** Start Record set **

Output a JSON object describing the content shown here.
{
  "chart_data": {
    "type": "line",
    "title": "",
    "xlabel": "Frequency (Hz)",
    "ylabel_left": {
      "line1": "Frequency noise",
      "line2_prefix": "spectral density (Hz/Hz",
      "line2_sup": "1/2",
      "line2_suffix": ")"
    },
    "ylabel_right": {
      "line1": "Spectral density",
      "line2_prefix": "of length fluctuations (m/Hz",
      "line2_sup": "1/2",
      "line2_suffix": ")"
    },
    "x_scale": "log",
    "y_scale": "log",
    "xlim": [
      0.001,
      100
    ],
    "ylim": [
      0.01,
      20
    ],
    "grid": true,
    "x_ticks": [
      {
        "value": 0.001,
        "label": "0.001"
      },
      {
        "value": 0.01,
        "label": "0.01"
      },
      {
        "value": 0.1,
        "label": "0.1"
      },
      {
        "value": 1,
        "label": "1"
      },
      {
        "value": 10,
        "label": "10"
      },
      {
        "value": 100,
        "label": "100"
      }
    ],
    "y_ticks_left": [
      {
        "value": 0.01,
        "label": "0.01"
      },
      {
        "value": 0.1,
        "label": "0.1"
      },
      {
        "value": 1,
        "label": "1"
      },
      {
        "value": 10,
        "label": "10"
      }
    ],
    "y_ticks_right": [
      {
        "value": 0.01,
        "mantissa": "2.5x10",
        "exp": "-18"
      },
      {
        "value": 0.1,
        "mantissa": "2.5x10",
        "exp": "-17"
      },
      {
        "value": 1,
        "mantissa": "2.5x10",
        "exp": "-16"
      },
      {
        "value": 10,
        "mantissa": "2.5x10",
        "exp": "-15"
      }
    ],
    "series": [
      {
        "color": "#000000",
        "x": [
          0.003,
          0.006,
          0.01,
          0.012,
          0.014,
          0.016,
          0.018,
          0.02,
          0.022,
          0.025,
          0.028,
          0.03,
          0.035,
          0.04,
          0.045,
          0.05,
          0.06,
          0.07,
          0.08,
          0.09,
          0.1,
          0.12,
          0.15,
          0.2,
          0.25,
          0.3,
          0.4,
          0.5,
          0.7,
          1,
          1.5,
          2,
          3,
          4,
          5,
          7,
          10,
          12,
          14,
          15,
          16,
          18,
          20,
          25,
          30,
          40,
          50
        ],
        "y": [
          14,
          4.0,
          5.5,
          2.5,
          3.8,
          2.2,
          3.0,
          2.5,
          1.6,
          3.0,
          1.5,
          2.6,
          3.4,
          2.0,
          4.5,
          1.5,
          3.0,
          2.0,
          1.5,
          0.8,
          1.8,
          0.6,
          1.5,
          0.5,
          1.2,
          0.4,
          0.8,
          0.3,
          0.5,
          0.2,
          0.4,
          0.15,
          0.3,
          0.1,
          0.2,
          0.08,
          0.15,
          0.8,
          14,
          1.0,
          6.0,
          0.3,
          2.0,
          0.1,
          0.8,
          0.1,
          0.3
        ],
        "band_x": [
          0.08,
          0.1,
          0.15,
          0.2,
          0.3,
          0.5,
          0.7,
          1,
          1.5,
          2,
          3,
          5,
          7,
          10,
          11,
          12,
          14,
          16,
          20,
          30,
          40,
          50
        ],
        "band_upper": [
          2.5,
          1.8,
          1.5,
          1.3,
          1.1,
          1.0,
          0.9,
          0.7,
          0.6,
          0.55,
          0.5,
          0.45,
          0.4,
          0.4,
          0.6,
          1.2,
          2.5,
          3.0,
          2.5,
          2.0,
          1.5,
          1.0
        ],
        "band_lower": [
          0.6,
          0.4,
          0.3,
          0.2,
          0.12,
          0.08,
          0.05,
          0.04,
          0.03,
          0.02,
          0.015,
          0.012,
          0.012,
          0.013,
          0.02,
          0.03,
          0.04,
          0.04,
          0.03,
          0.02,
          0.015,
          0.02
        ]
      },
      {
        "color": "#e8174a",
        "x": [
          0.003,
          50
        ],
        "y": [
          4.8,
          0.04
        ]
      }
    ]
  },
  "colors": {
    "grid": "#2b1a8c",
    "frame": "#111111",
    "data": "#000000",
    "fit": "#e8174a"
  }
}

** End Record set **

| Short problem |
Restate every entry word for word.

| Correct answer |
Output a JSON object describing the content shown here.
{
  "chart_data": {
    "type": "line",
    "title": "",
    "xlabel": "Frequency (Hz)",
    "ylabel_left": {
      "line1": "Frequency noise",
      "line2_prefix": "spectral density (Hz/Hz",
      "line2_sup": "1/2",
      "line2_suffix": ")"
    },
    "ylabel_right": {
      "line1": "Spectral density",
      "line2_prefix": "of length fluctuations (m/Hz",
      "line2_sup": "1/2",
      "line2_suffix": ")"
    },
    "x_scale": "log",
    "y_scale": "log",
    "xlim": [
      0.001,
      100
    ],
    "ylim": [
      0.01,
      20
    ],
    "grid": true,
    "x_ticks": [
      {
        "value": 0.001,
        "label": "0.001"
      },
      {
        "value": 0.01,
        "label": "0.01"
      },
      {
        "value": 0.1,
        "label": "0.1"
      },
      {
        "value": 1,
        "label": "1"
      },
      {
        "value": 10,
        "label": "10"
      },
      {
        "value": 100,
        "label": "100"
      }
    ],
    "y_ticks_left": [
      {
        "value": 0.01,
        "label": "0.01"
      },
      {
        "value": 0.1,
        "label": "0.1"
      },
      {
        "value": 1,
        "label": "1"
      },
      {
        "value": 10,
        "label": "10"
      }
    ],
    "y_ticks_right": [
      {
        "value": 0.01,
        "mantissa": "2.5x10",
        "exp": "-18"
      },
      {
        "value": 0.1,
        "mantissa": "2.5x10",
        "exp": "-17"
      },
      {
        "value": 1,
        "mantissa": "2.5x10",
        "exp": "-16"
      },
      {
        "value": 10,
        "mantissa": "2.5x10",
        "exp": "-15"
      }
    ],
    "series": [
      {
        "color": "#000000",
        "x": [
          0.003,
          0.006,
          0.01,
          0.012,
          0.014,
          0.016,
          0.018,
          0.02,
          0.022,
          0.025,
          0.028,
          0.03,
          0.035,
          0.04,
          0.045,
          0.05,
          0.06,
          0.07,
          0.08,
          0.09,
          0.1,
          0.12,
          0.15,
          0.2,
          0.25,
          0.3,
          0.4,
          0.5,
          0.7,
          1,
          1.5,
          2,
          3,
          4,
          5,
          7,
          10,
          12,
          14,
          15,
          16,
          18,
          20,
          25,
          30,
          40,
          50
        ],
        "y": [
          14,
          4.0,
          5.5,
          2.5,
          3.8,
          2.2,
          3.0,
          2.5,
          1.6,
          3.0,
          1.5,
          2.6,
          3.4,
          2.0,
          4.5,
          1.5,
          3.0,
          2.0,
          1.5,
          0.8,
          1.8,
          0.6,
          1.5,
          0.5,
          1.2,
          0.4,
          0.8,
          0.3,
          0.5,
          0.2,
          0.4,
          0.15,
          0.3,
          0.1,
          0.2,
          0.08,
          0.15,
          0.8,
          14,
          1.0,
          6.0,
          0.3,
          2.0,
          0.1,
          0.8,
          0.1,
          0.3
        ],
        "band_x": [
          0.08,
          0.1,
          0.15,
          0.2,
          0.3,
          0.5,
          0.7,
          1,
          1.5,
          2,
          3,
          5,
          7,
          10,
          11,
          12,
          14,
          16,
          20,
          30,
          40,
          50
        ],
        "band_upper": [
          2.5,
          1.8,
          1.5,
          1.3,
          1.1,
          1.0,
          0.9,
          0.7,
          0.6,
          0.55,
          0.5,
          0.45,
          0.4,
          0.4,
          0.6,
          1.2,
          2.5,
          3.0,
          2.5,
          2.0,
          1.5,
          1.0
        ],
        "band_lower": [
          0.6,
          0.4,
          0.3,
          0.2,
          0.12,
          0.08,
          0.05,
          0.04,
          0.03,
          0.02,
          0.015,
          0.012,
          0.012,
          0.013,
          0.02,
          0.03,
          0.04,
          0.04,
          0.03,
          0.02,
          0.015,
          0.02
        ]
      },
      {
        "color": "#e8174a",
        "x": [
          0.003,
          50
        ],
        "y": [
          4.8,
          0.04
        ]
      }
    ]
  },
  "colors": {
    "grid": "#2b1a8c",
    "frame": "#111111",
    "data": "#000000",
    "fit": "#e8174a"
  }
}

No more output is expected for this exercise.